» Records from a dataset
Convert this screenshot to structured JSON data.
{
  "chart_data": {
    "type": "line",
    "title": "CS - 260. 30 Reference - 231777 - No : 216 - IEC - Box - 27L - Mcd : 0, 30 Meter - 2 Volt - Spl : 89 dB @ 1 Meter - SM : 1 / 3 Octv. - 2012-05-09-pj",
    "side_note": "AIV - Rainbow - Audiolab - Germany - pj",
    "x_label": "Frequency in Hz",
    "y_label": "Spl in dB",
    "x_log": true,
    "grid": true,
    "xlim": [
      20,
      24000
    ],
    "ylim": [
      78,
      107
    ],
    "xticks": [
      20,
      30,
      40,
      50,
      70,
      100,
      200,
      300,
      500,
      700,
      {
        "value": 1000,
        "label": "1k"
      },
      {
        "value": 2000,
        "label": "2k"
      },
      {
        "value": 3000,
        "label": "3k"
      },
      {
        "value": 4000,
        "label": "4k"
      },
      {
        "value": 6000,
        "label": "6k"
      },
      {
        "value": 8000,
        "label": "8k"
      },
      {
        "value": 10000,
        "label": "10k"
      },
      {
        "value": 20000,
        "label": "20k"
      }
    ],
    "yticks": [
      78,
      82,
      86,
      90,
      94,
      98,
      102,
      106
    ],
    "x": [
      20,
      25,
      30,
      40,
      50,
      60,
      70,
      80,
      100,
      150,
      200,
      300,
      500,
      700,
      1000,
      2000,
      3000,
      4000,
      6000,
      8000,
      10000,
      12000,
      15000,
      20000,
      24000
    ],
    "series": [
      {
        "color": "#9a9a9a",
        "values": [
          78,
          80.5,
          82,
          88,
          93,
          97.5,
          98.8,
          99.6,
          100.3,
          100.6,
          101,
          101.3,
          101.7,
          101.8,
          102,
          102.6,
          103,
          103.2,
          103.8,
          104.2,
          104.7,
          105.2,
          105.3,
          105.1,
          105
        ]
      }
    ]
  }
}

» Stated problem
Output the listing above word for word.

» The completed task
Convert this screenshot to structured JSON data.
{
  "chart_data": {
    "type": "line",
    "title": "CS - 260. 30 Reference - 231777 - No : 216 - IEC - Box - 27L - Mcd : 0, 30 Meter - 2 Volt - Spl : 89 dB @ 1 Meter - SM : 1 / 3 Octv. - 2012-05-09-pj",
    "side_note": "AIV - Rainbow - Audiolab - Germany - pj",
    "x_label": "Frequency in Hz",
    "y_label": "Spl in dB",
    "x_log": true,
    "grid": true,
    "xlim": [
      20,
      24000
    ],
    "ylim": [
      78,
      107
    ],
    "xticks": [
      20,
      30,
      40,
      50,
      70,
      100,
      200,
      300,
      500,
      700,
      {
        "value": 1000,
        "label": "1k"
      },
      {
        "value": 2000,
        "label": "2k"
      },
      {
        "value": 3000,
        "label": "3k"
      },
      {
        "value": 4000,
        "label": "4k"
      },
      {
        "value": 6000,
        "label": "6k"
      },
      {
        "value": 8000,
        "label": "8k"
      },
      {
        "value": 10000,
        "label": "10k"
      },
      {
        "value": 20000,
        "label": "20k"
      }
    ],
    "yticks": [
      78,
      82,
      86,
      90,
      94,
      98,
      102,
      106
    ],
    "x": [
      20,
      25,
      30,
      40,
      50,
      60,
      70,
      80,
      100,
      150,
      200,
      300,
      500,
      700,
      1000,
      2000,
      3000,
      4000,
      6000,
      8000,
      10000,
      12000,
      15000,
      20000,
      24000
    ],
    "series": [
      {
        "color": "#9a9a9a",
        "values": [
          78,
          80.5,
          82,
          88,
          93,
          97.5,
          98.8,
          99.6,
          100.3,
          100.6,
          101,
          101.3,
          101.7,
          101.8,
          102,
          102.6,
          103,
          103.2,
          103.8,
          104.2,
          104.7,
          105.2,
          105.3,
          105.1,
          105
        ]
      }
    ]
  }
}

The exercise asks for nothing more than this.